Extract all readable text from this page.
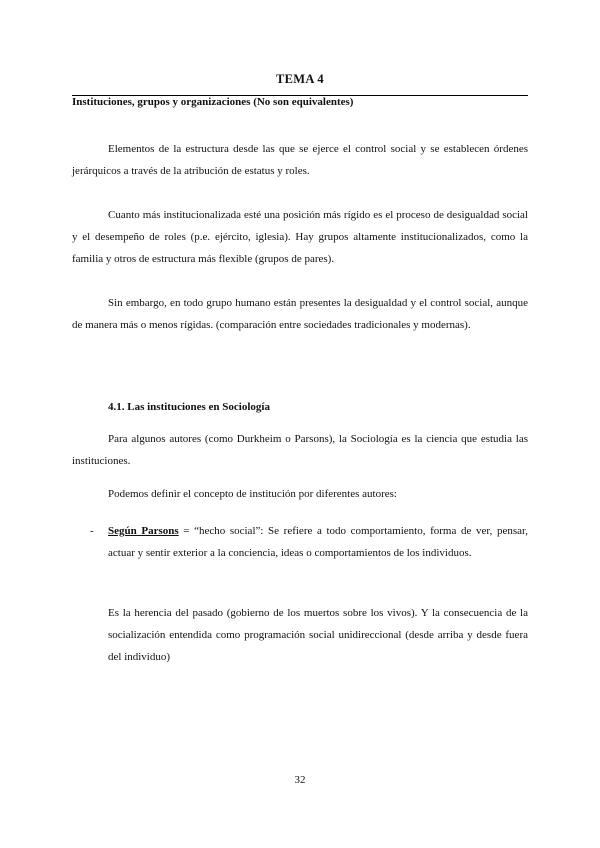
TEMA 4
Instituciones, grupos y organizaciones (No son equivalentes)

Elementos de la estructura desde las que se ejerce el control social y se establecen órdenes jerárquicos a través de la atribución de estatus y roles.

Cuanto más institucionalizada esté una posición más rígido es el proceso de desigualdad social y el desempeño de roles (p.e. ejército, iglesia). Hay grupos altamente institucionalizados, como la familia y otros de estructura más flexible (grupos de pares).

Sin embargo, en todo grupo humano están presentes la desigualdad y el control social, aunque de manera más o menos rígidas. (comparación entre sociedades tradicionales y modernas).

4.1. Las instituciones en Sociología

Para algunos autores (como Durkheim o Parsons), la Sociología es la ciencia que estudia las instituciones.

Podemos definir el concepto de institución por diferentes autores:
- Según Parsons = “hecho social”: Se refiere a todo comportamiento, forma de ver, pensar, actuar y sentir exterior a la conciencia, ideas o comportamientos de los individuos.

Es la herencia del pasado (gobierno de los muertos sobre los vivos). Y la consecuencia de la socialización entendida como programación social unidireccional (desde arriba y desde fuera del individuo)

32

SHORT EXERCISE
Whenever "todo" turns up in a line, pick that line out.

ANSWER TO THE EXERCISE
Sin embargo, en todo grupo humano están presentes la desigualdad y el control social, aunque de manera más o menos rígidas. (comparación entre sociedades tradicionales y modernas).
- Según Parsons = “hecho social”: Se refiere a todo comportamiento, forma de ver, pensar, actuar y sentir exterior a la conciencia, ideas o comportamientos de los individuos.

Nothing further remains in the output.